課題一覧:
1. 抜粋のうち「企業調査は企業のお金に関する」で始まる段落を、主な事実を残したまま箇条書きにまとめてください。
2. 次の(a)〜(c)が抜粋の内容と合っているかを、それぞれ「はい」か「いいえ」で答えてください。各答えには、判断の決め手となる抜粋の語句をそのまま引用して添えてください。
(a) 掛取引では、商品代金を引き渡し時に支払う。
(b) 企業調査の目的は、売掛債権の未回収によって自社の業績や資金繰りが悪化するのを防ぐことにある。
(c) 企業研究とは、就職の際の検討材料として企業の特色を調べることである。

企業調査はなぜ必要?目的・方法から注目すべき調査項目まで徹底解説
企業間取引での未回収リスクなどを避けるためには「企業調査」が欠かせません。しかし、企業調査に関しては詳しく知らない人も多いのではないでしょうか。精度の高い企業調査を行いたいのであれば、どのようなものなのか知っておくことが大切です。そこで、この記事では企業調査の目的や概要をはじめ、重視すべき調査項目などを幅広く解説します。
取引前に行う「企業調査」とは
企業間での取引前に行う「企業調査」。ここでは、企業調査の概要や目的をはじめ、そのほかの企業調査との違いなどについて解説します。
企業調査の概要と目的
企業調査は企業のお金に関する信用状況を調べることです。別名で「信用調査」「与信調査」と呼ばれることもあります。企業調査は企業間取引の前に必ず実施されます。その理由は日本では企業間取引の多くが掛取引で行われているからです。掛取引とは商品取引の支払い方法のひとつで、商品代金を引き渡し時ではなく後日支払うことをいいます。
そのため、サービスの提供から支払いを受けるまでの期間、相手企業に支払い猶予を与えることになります。相手企業に支払い能力が無い、または、その間に急激に信用力が低下すれば、売掛債権(代金の支払いを受ける権利)が回収できないリスクが生じます。こうした未回収リスクを軽減するためには、取引前に相手企業の信用状況を把握することが大切なのです。つまり、企業調査の目的は、売掛債権未回収によって自社の業績や資金繰りが悪化することを防ぐためにあるのです。
企業に対するその他調査との違い
企業に対して行う調査はこのほかにもあります。たとえば「企業研究」「競合調査」「法人企業統計調査」などが挙げられます。それぞれの概要を知り、違いを押さえておくようにしましょう。企業研究とは、就職する際の検討材料として企業の特色を調べることをいいます。

資料データ:
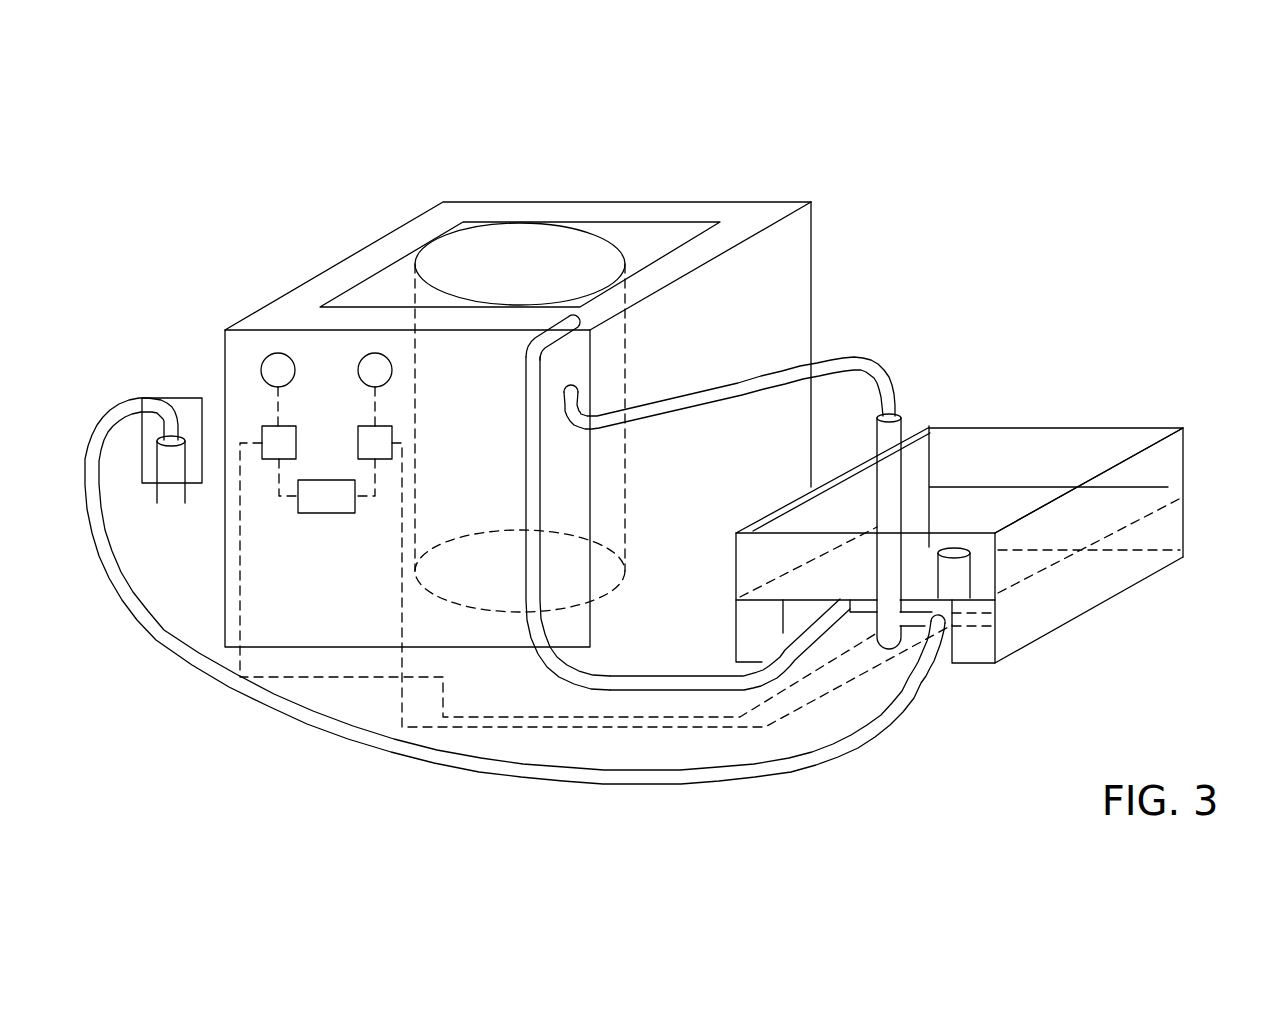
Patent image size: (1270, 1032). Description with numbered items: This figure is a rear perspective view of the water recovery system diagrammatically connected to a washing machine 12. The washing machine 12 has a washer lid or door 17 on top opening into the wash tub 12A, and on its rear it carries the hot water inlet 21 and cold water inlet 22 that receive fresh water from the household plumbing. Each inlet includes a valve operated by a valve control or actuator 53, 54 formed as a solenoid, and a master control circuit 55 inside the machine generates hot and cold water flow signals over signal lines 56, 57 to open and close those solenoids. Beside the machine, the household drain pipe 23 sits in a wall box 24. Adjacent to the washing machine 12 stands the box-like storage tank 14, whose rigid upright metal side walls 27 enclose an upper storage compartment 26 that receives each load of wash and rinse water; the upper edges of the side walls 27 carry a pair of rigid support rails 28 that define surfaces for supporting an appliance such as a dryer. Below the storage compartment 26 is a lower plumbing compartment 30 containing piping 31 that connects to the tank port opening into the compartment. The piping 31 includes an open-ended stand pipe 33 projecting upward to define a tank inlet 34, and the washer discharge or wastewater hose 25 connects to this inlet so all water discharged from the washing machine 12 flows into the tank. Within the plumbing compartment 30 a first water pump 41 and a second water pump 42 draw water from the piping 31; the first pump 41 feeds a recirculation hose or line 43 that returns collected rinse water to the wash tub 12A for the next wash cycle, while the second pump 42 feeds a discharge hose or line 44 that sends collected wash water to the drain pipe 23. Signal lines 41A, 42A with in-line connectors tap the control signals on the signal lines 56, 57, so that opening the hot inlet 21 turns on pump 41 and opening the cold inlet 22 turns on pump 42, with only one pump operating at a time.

解答一覧:
1.
- 企業調査は、企業のお金に関する信用状況を調べることである。
- 「信用調査」「与信調査」とも呼ばれる。
- 企業間取引の前に必ず実施される。
- その理由は、日本では企業間取引の多くが掛取引で行われているためである。
- 掛取引とは、商品代金を引き渡し時ではなく後日支払う支払い方法である。

2.
(a) いいえ。「商品代金を引き渡し時ではなく後日支払うことをいいます」
(b) はい。「企業調査の目的は、売掛債権未回収によって自社の業績や資金繰りが悪化することを防ぐためにあるのです」
(c) はい。「企業研究とは、就職する際の検討材料として企業の特色を調べることをいいます」